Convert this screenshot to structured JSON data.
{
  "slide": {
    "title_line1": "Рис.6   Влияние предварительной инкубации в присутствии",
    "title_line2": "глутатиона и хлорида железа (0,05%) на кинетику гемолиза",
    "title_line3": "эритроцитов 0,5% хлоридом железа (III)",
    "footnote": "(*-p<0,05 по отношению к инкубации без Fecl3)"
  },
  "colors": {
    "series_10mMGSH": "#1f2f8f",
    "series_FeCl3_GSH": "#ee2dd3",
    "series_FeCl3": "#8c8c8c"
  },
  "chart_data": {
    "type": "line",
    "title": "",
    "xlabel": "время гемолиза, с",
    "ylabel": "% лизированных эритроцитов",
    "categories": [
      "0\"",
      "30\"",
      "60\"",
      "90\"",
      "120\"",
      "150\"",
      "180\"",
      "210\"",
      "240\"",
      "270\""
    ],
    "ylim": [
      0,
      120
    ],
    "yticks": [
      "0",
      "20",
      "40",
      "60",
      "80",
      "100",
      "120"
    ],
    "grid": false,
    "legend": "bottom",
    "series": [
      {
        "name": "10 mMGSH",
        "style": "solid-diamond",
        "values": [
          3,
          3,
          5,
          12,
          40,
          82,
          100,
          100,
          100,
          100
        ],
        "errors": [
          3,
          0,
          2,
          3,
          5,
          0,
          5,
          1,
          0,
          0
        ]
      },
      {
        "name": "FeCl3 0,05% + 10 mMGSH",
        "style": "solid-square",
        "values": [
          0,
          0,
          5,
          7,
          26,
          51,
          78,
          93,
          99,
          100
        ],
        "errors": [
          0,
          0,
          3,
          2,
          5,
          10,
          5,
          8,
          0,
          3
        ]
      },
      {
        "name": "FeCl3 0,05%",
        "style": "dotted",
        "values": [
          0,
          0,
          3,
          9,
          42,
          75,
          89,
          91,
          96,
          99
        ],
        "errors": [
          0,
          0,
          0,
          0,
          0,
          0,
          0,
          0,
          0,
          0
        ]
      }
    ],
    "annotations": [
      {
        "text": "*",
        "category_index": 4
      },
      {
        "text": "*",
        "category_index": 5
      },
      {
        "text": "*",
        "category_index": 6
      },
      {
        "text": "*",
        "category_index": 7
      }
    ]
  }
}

* * * * * * *

Short task:
Above are the records; retype them all without a single difference.

Task output:
Convert this screenshot to structured JSON data.
{
  "slide": {
    "title_line1": "Рис.6   Влияние предварительной инкубации в присутствии",
    "title_line2": "глутатиона и хлорида железа (0,05%) на кинетику гемолиза",
    "title_line3": "эритроцитов 0,5% хлоридом железа (III)",
    "footnote": "(*-p<0,05 по отношению к инкубации без Fecl3)"
  },
  "colors": {
    "series_10mMGSH": "#1f2f8f",
    "series_FeCl3_GSH": "#ee2dd3",
    "series_FeCl3": "#8c8c8c"
  },
  "chart_data": {
    "type": "line",
    "title": "",
    "xlabel": "время гемолиза, с",
    "ylabel": "% лизированных эритроцитов",
    "categories": [
      "0\"",
      "30\"",
      "60\"",
      "90\"",
      "120\"",
      "150\"",
      "180\"",
      "210\"",
      "240\"",
      "270\""
    ],
    "ylim": [
      0,
      120
    ],
    "yticks": [
      "0",
      "20",
      "40",
      "60",
      "80",
      "100",
      "120"
    ],
    "grid": false,
    "legend": "bottom",
    "series": [
      {
        "name": "10 mMGSH",
        "style": "solid-diamond",
        "values": [
          3,
          3,
          5,
          12,
          40,
          82,
          100,
          100,
          100,
          100
        ],
        "errors": [
          3,
          0,
          2,
          3,
          5,
          0,
          5,
          1,
          0,
          0
        ]
      },
      {
        "name": "FeCl3 0,05% + 10 mMGSH",
        "style": "solid-square",
        "values": [
          0,
          0,
          5,
          7,
          26,
          51,
          78,
          93,
          99,
          100
        ],
        "errors": [
          0,
          0,
          3,
          2,
          5,
          10,
          5,
          8,
          0,
          3
        ]
      },
      {
        "name": "FeCl3 0,05%",
        "style": "dotted",
        "values": [
          0,
          0,
          3,
          9,
          42,
          75,
          89,
          91,
          96,
          99
        ],
        "errors": [
          0,
          0,
          0,
          0,
          0,
          0,
          0,
          0,
          0,
          0
        ]
      }
    ],
    "annotations": [
      {
        "text": "*",
        "category_index": 4
      },
      {
        "text": "*",
        "category_index": 5
      },
      {
        "text": "*",
        "category_index": 6
      },
      {
        "text": "*",
        "category_index": 7
      }
    ]
  }
}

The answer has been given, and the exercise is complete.